▶ WHAT THE EXERCISE ASKS: Every line in the listing is to be echoed verbatim.

▶ AVAILABLE RECORDS:

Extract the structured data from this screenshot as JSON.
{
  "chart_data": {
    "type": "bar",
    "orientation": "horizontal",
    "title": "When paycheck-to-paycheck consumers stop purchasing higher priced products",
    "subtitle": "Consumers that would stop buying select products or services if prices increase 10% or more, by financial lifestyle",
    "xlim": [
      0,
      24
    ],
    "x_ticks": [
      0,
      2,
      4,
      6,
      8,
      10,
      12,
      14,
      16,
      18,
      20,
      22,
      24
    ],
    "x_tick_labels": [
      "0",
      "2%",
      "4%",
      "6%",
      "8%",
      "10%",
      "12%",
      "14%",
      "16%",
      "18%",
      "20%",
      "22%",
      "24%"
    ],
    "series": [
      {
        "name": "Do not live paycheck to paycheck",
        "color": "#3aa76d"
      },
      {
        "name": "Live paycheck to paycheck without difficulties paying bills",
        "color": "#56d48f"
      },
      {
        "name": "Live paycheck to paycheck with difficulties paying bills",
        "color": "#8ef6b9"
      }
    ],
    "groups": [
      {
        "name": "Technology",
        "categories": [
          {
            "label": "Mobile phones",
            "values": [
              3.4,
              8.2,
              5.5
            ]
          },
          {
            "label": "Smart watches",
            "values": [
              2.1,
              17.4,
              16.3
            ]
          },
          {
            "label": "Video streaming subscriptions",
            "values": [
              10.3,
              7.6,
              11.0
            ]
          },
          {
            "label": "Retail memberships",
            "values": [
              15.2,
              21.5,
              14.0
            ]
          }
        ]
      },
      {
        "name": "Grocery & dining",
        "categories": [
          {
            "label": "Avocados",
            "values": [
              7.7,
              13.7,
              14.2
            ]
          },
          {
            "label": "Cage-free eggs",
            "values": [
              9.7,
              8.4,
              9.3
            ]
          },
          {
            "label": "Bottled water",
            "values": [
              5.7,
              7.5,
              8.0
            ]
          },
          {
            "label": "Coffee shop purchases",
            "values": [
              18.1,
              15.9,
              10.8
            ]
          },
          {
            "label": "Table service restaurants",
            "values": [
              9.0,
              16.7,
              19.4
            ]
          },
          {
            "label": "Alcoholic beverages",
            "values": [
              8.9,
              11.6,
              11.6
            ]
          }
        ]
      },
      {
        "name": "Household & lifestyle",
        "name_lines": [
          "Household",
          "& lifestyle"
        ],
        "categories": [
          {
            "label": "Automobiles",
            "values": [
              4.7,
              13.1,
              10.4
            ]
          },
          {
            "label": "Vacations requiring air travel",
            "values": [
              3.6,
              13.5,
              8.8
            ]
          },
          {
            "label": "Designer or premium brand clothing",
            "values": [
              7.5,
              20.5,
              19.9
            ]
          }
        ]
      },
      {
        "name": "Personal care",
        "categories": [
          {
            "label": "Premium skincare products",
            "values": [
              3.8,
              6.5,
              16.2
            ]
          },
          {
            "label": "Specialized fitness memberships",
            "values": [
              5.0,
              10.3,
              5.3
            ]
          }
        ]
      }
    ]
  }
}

▶ ANSWER FOR THIS EXERCISE:
Extract the structured data from this screenshot as JSON.
{
  "chart_data": {
    "type": "bar",
    "orientation": "horizontal",
    "title": "When paycheck-to-paycheck consumers stop purchasing higher priced products",
    "subtitle": "Consumers that would stop buying select products or services if prices increase 10% or more, by financial lifestyle",
    "xlim": [
      0,
      24
    ],
    "x_ticks": [
      0,
      2,
      4,
      6,
      8,
      10,
      12,
      14,
      16,
      18,
      20,
      22,
      24
    ],
    "x_tick_labels": [
      "0",
      "2%",
      "4%",
      "6%",
      "8%",
      "10%",
      "12%",
      "14%",
      "16%",
      "18%",
      "20%",
      "22%",
      "24%"
    ],
    "series": [
      {
        "name": "Do not live paycheck to paycheck",
        "color": "#3aa76d"
      },
      {
        "name": "Live paycheck to paycheck without difficulties paying bills",
        "color": "#56d48f"
      },
      {
        "name": "Live paycheck to paycheck with difficulties paying bills",
        "color": "#8ef6b9"
      }
    ],
    "groups": [
      {
        "name": "Technology",
        "categories": [
          {
            "label": "Mobile phones",
            "values": [
              3.4,
              8.2,
              5.5
            ]
          },
          {
            "label": "Smart watches",
            "values": [
              2.1,
              17.4,
              16.3
            ]
          },
          {
            "label": "Video streaming subscriptions",
            "values": [
              10.3,
              7.6,
              11.0
            ]
          },
          {
            "label": "Retail memberships",
            "values": [
              15.2,
              21.5,
              14.0
            ]
          }
        ]
      },
      {
        "name": "Grocery & dining",
        "categories": [
          {
            "label": "Avocados",
            "values": [
              7.7,
              13.7,
              14.2
            ]
          },
          {
            "label": "Cage-free eggs",
            "values": [
              9.7,
              8.4,
              9.3
            ]
          },
          {
            "label": "Bottled water",
            "values": [
              5.7,
              7.5,
              8.0
            ]
          },
          {
            "label": "Coffee shop purchases",
            "values": [
              18.1,
              15.9,
              10.8
            ]
          },
          {
            "label": "Table service restaurants",
            "values": [
              9.0,
              16.7,
              19.4
            ]
          },
          {
            "label": "Alcoholic beverages",
            "values": [
              8.9,
              11.6,
              11.6
            ]
          }
        ]
      },
      {
        "name": "Household & lifestyle",
        "name_lines": [
          "Household",
          "& lifestyle"
        ],
        "categories": [
          {
            "label": "Automobiles",
            "values": [
              4.7,
              13.1,
              10.4
            ]
          },
          {
            "label": "Vacations requiring air travel",
            "values": [
              3.6,
              13.5,
              8.8
            ]
          },
          {
            "label": "Designer or premium brand clothing",
            "values": [
              7.5,
              20.5,
              19.9
            ]
          }
        ]
      },
      {
        "name": "Personal care",
        "categories": [
          {
            "label": "Premium skincare products",
            "values": [
              3.8,
              6.5,
              16.2
            ]
          },
          {
            "label": "Specialized fitness memberships",
            "values": [
              5.0,
              10.3,
              5.3
            ]
          }
        ]
      }
    ]
  }
}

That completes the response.